◆ Task ◆
Keep only the lines that hold the string "assets", filtering out the rest of the entries below.

(Data tied to figure images)
- - - - - - -

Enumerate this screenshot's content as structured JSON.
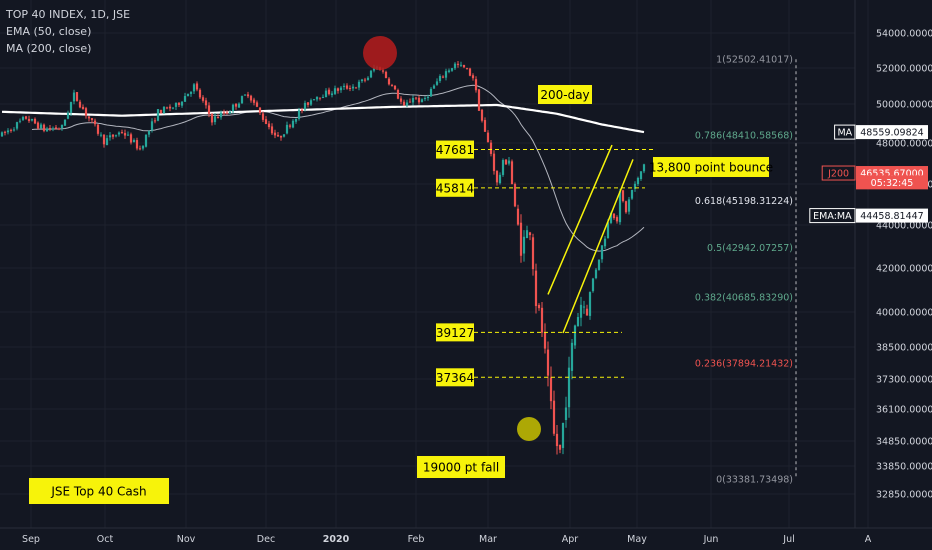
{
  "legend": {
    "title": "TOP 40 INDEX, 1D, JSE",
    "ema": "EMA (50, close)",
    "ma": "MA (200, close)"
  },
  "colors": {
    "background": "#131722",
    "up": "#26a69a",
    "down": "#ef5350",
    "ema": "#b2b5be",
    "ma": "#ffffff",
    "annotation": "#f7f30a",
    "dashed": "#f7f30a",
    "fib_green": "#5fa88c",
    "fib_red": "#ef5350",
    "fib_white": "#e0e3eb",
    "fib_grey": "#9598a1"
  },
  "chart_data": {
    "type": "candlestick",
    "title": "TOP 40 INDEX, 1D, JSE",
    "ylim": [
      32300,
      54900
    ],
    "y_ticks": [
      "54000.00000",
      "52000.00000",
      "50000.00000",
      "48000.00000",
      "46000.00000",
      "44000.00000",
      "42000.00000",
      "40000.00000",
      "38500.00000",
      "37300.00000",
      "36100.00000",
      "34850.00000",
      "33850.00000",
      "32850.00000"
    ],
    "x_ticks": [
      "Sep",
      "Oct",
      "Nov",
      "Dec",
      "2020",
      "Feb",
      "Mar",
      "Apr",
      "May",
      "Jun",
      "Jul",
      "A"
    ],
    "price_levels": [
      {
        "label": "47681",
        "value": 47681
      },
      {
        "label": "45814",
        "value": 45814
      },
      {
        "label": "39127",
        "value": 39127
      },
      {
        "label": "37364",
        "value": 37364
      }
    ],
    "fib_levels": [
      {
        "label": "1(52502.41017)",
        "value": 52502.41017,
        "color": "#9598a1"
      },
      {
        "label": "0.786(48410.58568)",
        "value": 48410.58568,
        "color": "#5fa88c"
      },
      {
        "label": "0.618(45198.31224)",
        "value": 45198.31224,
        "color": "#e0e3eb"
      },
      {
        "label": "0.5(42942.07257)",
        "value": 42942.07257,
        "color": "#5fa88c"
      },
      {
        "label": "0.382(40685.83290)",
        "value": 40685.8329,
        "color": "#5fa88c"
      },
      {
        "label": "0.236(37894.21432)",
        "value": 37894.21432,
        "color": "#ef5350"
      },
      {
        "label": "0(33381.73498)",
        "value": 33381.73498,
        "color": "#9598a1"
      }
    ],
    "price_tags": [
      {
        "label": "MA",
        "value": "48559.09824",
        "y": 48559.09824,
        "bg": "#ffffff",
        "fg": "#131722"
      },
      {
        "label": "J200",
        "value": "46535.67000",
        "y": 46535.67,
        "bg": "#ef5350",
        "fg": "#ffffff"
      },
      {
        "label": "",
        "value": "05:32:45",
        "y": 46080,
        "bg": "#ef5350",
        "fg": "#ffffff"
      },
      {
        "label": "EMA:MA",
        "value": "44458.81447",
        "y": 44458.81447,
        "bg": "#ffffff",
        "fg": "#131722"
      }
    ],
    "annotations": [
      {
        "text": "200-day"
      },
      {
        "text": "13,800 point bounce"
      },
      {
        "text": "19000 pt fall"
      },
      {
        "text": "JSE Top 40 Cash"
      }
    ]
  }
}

- - - - - - -

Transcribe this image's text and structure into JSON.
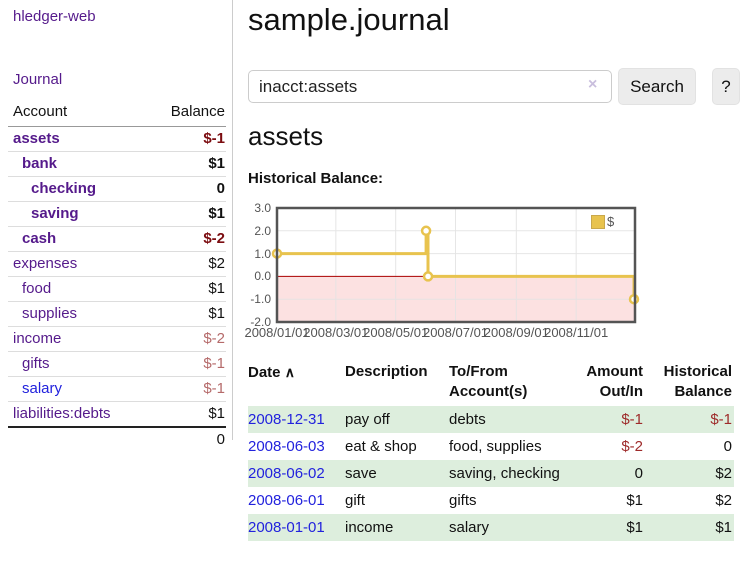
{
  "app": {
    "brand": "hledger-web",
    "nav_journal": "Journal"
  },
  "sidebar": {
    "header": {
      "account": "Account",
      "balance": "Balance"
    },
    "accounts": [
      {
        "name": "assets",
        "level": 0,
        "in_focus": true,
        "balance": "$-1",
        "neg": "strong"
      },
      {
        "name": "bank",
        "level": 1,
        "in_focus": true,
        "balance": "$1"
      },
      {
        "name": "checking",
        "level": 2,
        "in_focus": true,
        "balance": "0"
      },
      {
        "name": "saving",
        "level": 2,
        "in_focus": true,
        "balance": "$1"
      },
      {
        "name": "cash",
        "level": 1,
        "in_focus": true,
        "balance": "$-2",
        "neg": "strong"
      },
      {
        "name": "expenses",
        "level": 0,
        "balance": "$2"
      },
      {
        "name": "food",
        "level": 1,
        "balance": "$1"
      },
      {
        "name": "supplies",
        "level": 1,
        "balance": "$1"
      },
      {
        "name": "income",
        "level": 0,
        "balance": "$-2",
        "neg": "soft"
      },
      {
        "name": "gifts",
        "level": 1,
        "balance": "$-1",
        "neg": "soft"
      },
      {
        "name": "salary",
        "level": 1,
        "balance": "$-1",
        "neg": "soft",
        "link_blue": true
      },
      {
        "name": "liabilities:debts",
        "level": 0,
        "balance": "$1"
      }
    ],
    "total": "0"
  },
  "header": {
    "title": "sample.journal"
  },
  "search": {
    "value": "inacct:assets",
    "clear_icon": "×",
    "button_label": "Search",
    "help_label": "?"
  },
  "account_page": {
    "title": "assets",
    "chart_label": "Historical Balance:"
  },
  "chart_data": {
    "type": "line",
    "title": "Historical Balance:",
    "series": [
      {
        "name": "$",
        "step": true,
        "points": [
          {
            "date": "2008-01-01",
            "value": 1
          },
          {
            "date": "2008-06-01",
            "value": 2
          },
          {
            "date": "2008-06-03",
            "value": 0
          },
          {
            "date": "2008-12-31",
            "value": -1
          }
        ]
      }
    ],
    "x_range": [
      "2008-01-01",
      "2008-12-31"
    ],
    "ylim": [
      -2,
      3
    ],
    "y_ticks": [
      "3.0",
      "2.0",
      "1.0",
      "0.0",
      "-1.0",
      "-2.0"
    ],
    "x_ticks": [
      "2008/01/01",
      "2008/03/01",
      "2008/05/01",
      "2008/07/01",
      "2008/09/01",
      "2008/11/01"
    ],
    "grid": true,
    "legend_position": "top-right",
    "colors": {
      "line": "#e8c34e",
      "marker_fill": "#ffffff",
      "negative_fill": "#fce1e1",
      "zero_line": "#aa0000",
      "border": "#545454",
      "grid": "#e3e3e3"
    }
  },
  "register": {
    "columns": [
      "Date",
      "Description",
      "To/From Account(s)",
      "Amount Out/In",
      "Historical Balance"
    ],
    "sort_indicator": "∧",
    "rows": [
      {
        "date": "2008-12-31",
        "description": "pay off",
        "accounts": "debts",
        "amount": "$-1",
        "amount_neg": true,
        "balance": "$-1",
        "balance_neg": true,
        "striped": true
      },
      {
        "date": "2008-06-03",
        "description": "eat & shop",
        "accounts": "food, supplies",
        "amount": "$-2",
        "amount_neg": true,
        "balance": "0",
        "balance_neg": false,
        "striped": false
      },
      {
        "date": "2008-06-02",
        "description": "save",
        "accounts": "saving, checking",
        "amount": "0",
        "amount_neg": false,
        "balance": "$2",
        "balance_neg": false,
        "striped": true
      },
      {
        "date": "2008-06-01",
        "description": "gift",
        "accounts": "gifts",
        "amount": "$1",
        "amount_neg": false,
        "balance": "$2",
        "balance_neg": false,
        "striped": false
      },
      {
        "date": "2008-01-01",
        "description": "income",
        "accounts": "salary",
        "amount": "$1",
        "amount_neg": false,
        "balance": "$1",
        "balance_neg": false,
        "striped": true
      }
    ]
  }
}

- - - - - - -

◆ Full response ◆
        "name": "assets",
    "value": "inacct:assets",
    "title": "assets",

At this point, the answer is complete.